[Records supplied]
════════

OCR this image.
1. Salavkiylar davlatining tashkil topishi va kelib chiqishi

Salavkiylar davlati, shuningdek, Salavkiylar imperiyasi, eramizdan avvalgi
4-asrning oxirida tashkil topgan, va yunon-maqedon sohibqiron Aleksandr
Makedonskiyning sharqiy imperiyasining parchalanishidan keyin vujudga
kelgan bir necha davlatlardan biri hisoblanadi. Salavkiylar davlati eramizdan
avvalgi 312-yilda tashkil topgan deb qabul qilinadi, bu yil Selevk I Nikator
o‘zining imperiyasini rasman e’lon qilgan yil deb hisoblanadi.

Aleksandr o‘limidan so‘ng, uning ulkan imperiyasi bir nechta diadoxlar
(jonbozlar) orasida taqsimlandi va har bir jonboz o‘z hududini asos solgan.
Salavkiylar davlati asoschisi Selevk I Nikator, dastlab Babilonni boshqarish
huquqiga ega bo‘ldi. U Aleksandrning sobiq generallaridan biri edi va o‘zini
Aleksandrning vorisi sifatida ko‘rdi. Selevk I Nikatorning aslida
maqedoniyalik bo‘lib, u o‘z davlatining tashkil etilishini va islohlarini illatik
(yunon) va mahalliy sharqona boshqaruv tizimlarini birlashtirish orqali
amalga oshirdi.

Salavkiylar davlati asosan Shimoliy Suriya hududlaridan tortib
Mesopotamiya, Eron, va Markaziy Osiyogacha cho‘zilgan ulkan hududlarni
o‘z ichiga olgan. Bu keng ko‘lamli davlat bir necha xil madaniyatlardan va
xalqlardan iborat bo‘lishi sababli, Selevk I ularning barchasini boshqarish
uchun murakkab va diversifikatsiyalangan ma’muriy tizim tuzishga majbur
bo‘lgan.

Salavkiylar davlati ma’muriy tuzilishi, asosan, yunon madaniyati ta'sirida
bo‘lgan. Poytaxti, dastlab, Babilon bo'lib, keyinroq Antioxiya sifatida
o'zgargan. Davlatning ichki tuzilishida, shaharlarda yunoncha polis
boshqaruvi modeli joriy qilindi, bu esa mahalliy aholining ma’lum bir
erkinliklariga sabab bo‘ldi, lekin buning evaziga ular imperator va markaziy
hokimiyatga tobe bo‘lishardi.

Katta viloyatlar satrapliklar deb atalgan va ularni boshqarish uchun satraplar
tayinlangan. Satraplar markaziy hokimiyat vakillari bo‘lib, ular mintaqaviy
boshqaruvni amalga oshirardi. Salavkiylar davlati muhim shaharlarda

════════

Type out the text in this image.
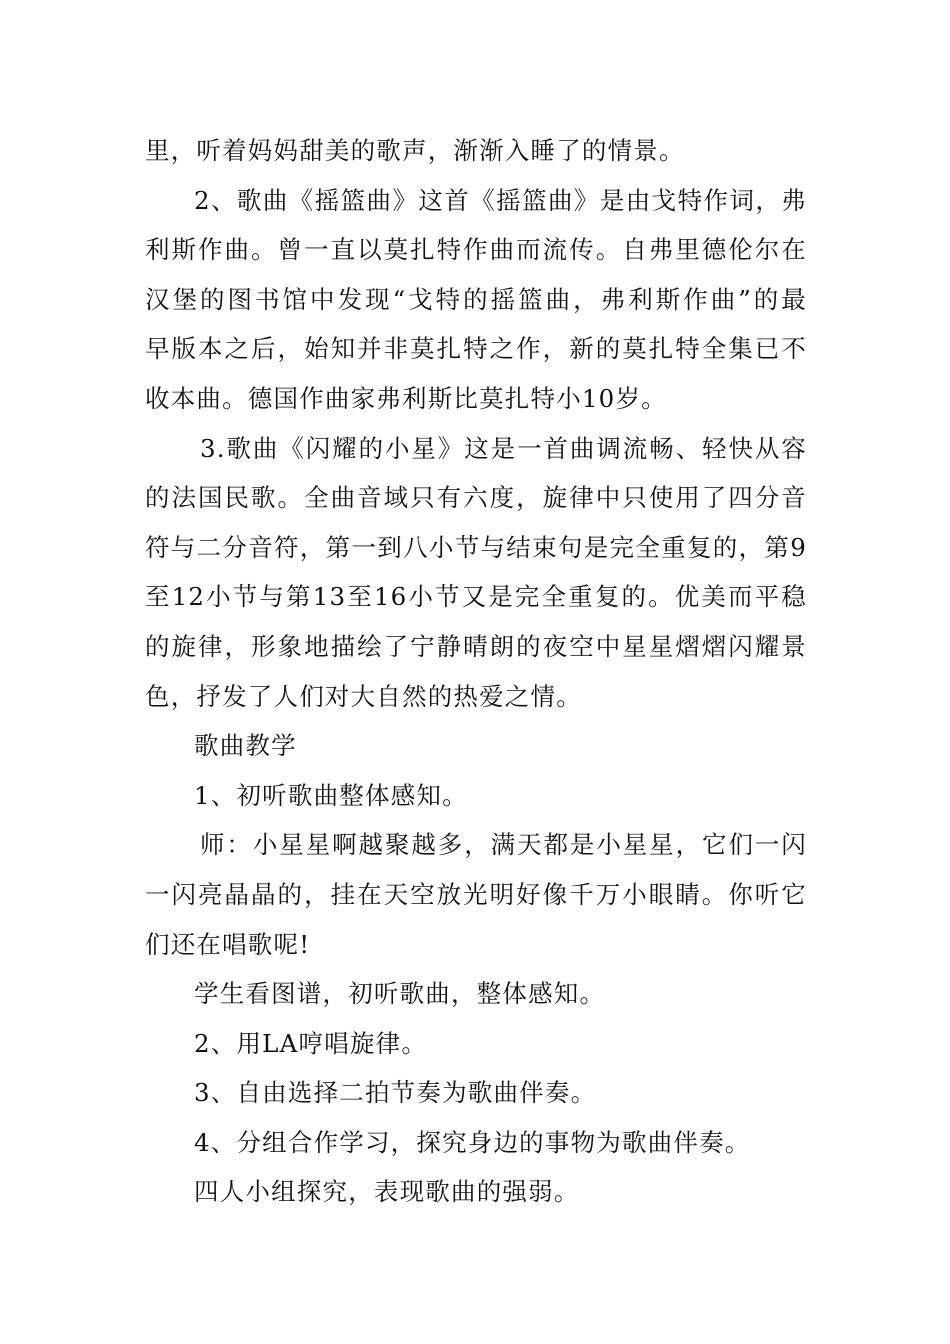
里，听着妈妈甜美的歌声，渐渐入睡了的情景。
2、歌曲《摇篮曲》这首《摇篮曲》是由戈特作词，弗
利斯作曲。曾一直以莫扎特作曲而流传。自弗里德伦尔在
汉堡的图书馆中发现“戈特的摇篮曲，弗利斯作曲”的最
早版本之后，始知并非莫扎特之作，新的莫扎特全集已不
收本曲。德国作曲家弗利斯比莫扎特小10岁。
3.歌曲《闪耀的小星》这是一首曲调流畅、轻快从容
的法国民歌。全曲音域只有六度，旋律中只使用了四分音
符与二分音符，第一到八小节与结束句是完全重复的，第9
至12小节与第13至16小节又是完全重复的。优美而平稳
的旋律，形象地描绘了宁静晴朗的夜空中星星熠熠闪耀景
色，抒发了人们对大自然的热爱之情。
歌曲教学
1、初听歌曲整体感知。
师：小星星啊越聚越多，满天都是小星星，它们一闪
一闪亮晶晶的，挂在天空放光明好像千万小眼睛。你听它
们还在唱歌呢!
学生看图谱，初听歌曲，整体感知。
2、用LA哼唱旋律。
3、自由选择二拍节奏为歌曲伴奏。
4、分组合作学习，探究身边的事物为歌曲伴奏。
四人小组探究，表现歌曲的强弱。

════════

[Written task] Report how many lines of the listing hold the word "topgan", with nothing but the number.

[Written solution] 2